*Exercise directions*.
Pull out from the material below all lines with "this".

*Data shown*.

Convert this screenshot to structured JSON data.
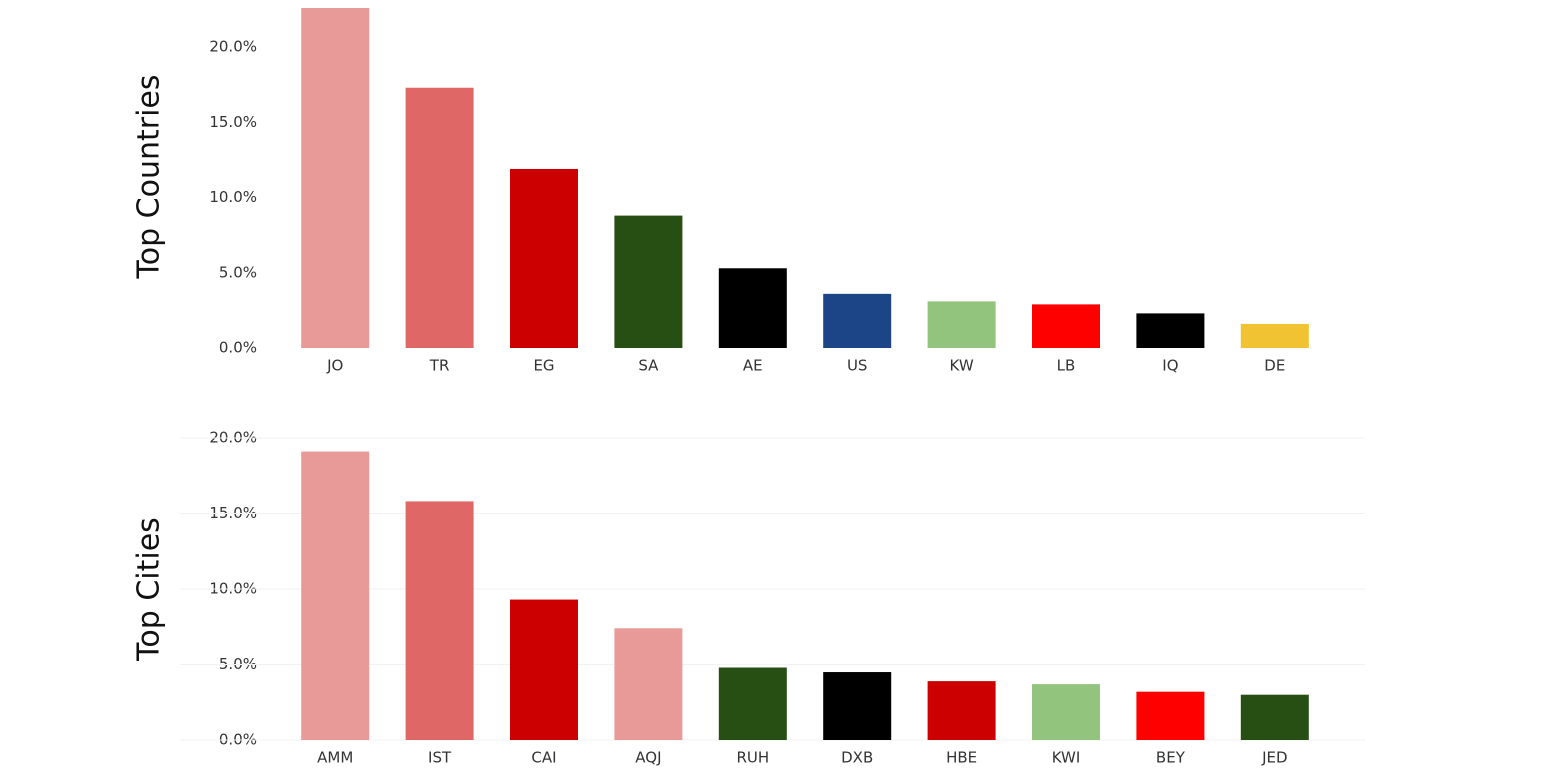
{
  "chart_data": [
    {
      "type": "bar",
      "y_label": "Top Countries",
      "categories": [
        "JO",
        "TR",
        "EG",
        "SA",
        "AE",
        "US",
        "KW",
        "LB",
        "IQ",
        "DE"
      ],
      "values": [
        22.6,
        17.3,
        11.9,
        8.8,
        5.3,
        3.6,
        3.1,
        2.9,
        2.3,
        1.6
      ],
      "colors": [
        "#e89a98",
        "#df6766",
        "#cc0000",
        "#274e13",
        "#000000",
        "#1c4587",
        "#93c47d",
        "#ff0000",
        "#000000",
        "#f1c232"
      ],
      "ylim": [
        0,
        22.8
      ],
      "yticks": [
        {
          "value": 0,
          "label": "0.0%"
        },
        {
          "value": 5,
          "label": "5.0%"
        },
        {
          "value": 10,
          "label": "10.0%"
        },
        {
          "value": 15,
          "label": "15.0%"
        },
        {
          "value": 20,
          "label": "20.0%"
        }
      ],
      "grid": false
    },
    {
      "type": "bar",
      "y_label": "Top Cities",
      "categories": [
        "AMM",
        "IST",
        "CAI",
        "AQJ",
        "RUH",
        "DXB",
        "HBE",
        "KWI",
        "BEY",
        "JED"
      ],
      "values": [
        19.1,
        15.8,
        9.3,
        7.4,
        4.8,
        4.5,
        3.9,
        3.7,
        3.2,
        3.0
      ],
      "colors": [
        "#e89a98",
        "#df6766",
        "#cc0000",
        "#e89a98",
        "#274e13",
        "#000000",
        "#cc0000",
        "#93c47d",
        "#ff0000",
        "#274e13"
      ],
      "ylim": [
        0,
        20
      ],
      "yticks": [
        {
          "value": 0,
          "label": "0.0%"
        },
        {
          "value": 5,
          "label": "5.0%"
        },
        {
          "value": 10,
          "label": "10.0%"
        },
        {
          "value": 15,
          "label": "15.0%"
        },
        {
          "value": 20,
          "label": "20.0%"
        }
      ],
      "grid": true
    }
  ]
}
...
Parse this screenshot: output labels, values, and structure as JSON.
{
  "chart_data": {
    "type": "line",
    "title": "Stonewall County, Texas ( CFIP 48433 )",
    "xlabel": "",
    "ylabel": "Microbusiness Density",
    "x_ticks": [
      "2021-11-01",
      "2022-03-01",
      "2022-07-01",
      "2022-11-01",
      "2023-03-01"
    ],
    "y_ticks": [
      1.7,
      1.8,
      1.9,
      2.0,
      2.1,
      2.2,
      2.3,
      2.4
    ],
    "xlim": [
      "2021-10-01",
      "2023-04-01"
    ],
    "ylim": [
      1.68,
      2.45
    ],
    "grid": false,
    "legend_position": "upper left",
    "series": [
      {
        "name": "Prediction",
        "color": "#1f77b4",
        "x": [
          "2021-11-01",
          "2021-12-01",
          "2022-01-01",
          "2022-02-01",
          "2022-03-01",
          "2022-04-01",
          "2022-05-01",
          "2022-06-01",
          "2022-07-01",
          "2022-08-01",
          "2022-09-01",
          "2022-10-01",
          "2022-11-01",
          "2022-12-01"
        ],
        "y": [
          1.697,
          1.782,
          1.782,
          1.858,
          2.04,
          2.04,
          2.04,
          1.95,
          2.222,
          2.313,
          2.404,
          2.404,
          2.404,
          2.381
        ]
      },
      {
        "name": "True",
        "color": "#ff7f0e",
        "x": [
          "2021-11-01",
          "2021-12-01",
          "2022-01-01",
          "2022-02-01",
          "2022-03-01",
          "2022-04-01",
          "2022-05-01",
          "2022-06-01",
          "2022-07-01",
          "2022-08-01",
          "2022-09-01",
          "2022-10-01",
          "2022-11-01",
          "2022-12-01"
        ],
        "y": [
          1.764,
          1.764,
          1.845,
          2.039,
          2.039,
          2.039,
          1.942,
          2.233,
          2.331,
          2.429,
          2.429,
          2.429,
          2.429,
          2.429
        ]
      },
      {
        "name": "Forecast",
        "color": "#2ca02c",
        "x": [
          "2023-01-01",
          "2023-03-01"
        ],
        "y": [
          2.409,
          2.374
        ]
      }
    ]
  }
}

*Worked answer*.
Convert this screenshot to structured JSON data.
Parse this screenshot: output labels, values, and structure as JSON.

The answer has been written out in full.